* _What is expected_: Transcribe the entries that follow, word for word.

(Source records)
— begin —

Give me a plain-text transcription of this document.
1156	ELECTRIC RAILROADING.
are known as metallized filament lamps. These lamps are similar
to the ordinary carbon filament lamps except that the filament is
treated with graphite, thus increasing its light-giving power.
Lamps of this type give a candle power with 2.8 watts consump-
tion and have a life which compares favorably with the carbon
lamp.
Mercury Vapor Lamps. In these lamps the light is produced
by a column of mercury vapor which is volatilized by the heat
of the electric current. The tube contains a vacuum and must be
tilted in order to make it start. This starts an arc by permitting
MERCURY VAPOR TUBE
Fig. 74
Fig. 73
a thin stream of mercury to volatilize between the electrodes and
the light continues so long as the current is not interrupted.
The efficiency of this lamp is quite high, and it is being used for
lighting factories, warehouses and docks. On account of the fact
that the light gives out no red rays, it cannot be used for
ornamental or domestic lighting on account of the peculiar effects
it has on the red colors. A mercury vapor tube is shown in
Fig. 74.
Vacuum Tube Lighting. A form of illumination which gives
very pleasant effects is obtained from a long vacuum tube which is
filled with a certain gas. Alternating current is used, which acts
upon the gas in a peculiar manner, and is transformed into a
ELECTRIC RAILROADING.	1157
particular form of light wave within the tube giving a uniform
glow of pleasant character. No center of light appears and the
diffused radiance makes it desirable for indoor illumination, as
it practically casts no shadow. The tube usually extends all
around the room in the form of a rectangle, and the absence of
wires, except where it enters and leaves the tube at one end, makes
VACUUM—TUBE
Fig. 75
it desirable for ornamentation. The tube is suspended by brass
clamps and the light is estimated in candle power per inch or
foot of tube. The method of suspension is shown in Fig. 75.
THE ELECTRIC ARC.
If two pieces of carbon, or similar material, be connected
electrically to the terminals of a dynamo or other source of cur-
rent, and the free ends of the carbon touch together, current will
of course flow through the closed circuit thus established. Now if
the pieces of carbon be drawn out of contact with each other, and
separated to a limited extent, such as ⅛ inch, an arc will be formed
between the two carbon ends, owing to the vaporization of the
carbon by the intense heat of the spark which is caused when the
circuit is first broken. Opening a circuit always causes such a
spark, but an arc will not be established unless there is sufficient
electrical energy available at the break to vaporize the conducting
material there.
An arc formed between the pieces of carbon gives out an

— end —

* _Exercise result_:
Give me a plain-text transcription of this document.
1156	ELECTRIC RAILROADING.
are known as metallized filament lamps. These lamps are similar
to the ordinary carbon filament lamps except that the filament is
treated with graphite, thus increasing its light-giving power.
Lamps of this type give a candle power with 2.8 watts consump-
tion and have a life which compares favorably with the carbon
lamp.
Mercury Vapor Lamps. In these lamps the light is produced
by a column of mercury vapor which is volatilized by the heat
of the electric current. The tube contains a vacuum and must be
tilted in order to make it start. This starts an arc by permitting
MERCURY VAPOR TUBE
Fig. 74
Fig. 73
a thin stream of mercury to volatilize between the electrodes and
the light continues so long as the current is not interrupted.
The efficiency of this lamp is quite high, and it is being used for
lighting factories, warehouses and docks. On account of the fact
that the light gives out no red rays, it cannot be used for
ornamental or domestic lighting on account of the peculiar effects
it has on the red colors. A mercury vapor tube is shown in
Fig. 74.
Vacuum Tube Lighting. A form of illumination which gives
very pleasant effects is obtained from a long vacuum tube which is
filled with a certain gas. Alternating current is used, which acts
upon the gas in a peculiar manner, and is transformed into a
ELECTRIC RAILROADING.	1157
particular form of light wave within the tube giving a uniform
glow of pleasant character. No center of light appears and the
diffused radiance makes it desirable for indoor illumination, as
it practically casts no shadow. The tube usually extends all
around the room in the form of a rectangle, and the absence of
wires, except where it enters and leaves the tube at one end, makes
VACUUM—TUBE
Fig. 75
it desirable for ornamentation. The tube is suspended by brass
clamps and the light is estimated in candle power per inch or
foot of tube. The method of suspension is shown in Fig. 75.
THE ELECTRIC ARC.
If two pieces of carbon, or similar material, be connected
electrically to the terminals of a dynamo or other source of cur-
rent, and the free ends of the carbon touch together, current will
of course flow through the closed circuit thus established. Now if
the pieces of carbon be drawn out of contact with each other, and
separated to a limited extent, such as ⅛ inch, an arc will be formed
between the two carbon ends, owing to the vaporization of the
carbon by the intense heat of the spark which is caused when the
circuit is first broken. Opening a circuit always causes such a
spark, but an arc will not be established unless there is sufficient
electrical energy available at the break to vaporize the conducting
material there.
An arc formed between the pieces of carbon gives out an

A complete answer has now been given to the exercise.